# Start of DATA TO USE
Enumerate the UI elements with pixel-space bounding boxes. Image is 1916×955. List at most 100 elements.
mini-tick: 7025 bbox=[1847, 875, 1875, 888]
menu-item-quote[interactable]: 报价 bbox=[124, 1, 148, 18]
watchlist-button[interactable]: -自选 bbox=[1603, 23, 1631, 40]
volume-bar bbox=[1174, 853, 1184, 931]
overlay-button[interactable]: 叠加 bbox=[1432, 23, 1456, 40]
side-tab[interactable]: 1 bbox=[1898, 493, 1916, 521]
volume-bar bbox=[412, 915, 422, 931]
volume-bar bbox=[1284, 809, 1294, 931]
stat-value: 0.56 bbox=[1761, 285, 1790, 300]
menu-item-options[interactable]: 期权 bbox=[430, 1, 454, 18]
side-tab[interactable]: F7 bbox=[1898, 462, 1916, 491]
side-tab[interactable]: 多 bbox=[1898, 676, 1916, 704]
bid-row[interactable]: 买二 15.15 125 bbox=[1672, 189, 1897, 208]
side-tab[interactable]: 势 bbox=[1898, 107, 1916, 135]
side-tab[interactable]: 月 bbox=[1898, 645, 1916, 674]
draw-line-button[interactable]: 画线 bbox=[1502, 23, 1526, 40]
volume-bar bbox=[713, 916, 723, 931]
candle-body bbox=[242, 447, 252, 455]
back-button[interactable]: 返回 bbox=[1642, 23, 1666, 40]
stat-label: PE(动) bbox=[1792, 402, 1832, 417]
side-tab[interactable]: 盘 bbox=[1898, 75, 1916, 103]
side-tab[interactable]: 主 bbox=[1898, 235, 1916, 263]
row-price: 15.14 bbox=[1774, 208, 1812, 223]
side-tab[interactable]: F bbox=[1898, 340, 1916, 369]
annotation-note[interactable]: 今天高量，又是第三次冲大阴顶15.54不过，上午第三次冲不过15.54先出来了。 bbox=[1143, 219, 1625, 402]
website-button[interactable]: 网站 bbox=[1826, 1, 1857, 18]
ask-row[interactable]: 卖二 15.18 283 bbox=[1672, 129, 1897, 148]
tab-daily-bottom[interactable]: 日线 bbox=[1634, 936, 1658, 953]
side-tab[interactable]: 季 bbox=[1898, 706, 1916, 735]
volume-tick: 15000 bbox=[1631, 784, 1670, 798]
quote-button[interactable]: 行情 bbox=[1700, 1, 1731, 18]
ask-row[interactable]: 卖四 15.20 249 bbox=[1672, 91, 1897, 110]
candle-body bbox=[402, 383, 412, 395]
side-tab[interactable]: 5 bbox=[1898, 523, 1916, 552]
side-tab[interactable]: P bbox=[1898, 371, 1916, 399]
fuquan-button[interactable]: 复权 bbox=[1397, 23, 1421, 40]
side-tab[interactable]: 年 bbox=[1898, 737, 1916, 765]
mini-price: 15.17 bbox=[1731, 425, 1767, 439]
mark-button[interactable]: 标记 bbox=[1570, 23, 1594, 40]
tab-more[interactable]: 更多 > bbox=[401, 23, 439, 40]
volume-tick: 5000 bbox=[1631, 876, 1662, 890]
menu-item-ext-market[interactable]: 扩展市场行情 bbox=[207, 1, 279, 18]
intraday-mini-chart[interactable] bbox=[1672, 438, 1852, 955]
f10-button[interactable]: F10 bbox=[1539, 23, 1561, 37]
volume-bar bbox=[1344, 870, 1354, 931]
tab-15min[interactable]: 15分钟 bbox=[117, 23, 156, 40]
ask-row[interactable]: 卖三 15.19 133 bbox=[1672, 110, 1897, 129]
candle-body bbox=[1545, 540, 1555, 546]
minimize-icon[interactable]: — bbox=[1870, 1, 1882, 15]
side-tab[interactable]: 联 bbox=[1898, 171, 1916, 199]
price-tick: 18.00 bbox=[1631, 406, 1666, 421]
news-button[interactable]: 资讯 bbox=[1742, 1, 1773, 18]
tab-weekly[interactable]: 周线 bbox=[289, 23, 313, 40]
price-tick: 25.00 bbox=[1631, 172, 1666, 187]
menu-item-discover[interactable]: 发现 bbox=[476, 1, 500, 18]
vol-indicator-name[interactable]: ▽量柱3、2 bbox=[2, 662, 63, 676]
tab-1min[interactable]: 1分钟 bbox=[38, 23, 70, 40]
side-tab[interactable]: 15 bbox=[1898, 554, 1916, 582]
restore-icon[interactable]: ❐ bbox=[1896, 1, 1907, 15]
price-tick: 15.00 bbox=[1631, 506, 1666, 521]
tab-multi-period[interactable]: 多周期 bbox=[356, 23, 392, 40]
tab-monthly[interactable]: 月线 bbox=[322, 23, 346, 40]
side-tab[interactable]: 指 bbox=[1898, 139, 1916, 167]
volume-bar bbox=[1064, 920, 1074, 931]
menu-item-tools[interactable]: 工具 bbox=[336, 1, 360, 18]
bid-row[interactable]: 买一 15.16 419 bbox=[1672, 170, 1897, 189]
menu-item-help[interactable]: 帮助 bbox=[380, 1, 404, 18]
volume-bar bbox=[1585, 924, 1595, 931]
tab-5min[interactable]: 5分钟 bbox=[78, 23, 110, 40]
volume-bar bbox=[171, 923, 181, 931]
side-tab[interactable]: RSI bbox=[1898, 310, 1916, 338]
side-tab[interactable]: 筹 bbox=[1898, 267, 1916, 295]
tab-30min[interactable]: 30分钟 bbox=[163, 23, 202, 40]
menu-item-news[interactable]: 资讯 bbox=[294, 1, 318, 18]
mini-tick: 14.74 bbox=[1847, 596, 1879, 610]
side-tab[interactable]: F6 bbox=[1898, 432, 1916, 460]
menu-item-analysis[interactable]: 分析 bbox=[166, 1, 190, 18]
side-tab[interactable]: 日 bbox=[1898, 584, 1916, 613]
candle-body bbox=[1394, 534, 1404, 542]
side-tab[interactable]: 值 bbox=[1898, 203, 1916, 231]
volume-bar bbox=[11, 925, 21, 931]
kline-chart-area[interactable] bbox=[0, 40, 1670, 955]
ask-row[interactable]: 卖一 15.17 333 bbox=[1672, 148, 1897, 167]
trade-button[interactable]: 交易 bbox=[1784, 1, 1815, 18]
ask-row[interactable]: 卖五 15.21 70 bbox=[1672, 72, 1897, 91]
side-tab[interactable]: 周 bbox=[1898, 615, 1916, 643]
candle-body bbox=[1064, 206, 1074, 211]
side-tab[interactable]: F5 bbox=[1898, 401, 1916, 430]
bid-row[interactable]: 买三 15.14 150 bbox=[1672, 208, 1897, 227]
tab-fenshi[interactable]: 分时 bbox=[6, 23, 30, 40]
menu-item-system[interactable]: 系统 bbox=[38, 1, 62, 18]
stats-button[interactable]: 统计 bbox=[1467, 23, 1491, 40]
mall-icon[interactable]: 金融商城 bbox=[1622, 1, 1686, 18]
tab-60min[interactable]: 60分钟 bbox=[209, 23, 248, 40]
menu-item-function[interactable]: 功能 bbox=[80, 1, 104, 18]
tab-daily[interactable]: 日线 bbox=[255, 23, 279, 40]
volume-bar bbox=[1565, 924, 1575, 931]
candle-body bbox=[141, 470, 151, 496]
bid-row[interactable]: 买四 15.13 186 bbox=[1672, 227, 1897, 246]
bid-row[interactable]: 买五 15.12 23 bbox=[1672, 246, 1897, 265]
# End of DATA TO USE
Rewrite the data as a Markdown table with the columns Row and Line, starting at the first line and ending at the line that contains "side-tab[interactable]: F7 bbox=[1898, 462, 1916, 491]". Skip any blank lines.

| Row | Line |
|---|---|
| 1 | Enumerate the UI elements with pixel-space bounding boxes. Image is 1916×955. List at most 100 elements. |
| 2 | mini-tick: 7025 bbox=[1847, 875, 1875, 888] |
| 3 | menu-item-quote[interactable]: 报价 bbox=[124, 1, 148, 18] |
| 4 | watchlist-button[interactable]: -自选 bbox=[1603, 23, 1631, 40] |
| 5 | volume-bar bbox=[1174, 853, 1184, 931] |
| 6 | overlay-button[interactable]: 叠加 bbox=[1432, 23, 1456, 40] |
| 7 | side-tab[interactable]: 1 bbox=[1898, 493, 1916, 521] |
| 8 | volume-bar bbox=[412, 915, 422, 931] |
| 9 | volume-bar bbox=[1284, 809, 1294, 931] |
| 10 | stat-value: 0.56 bbox=[1761, 285, 1790, 300] |
| 11 | menu-item-options[interactable]: 期权 bbox=[430, 1, 454, 18] |
| 12 | side-tab[interactable]: F7 bbox=[1898, 462, 1916, 491] |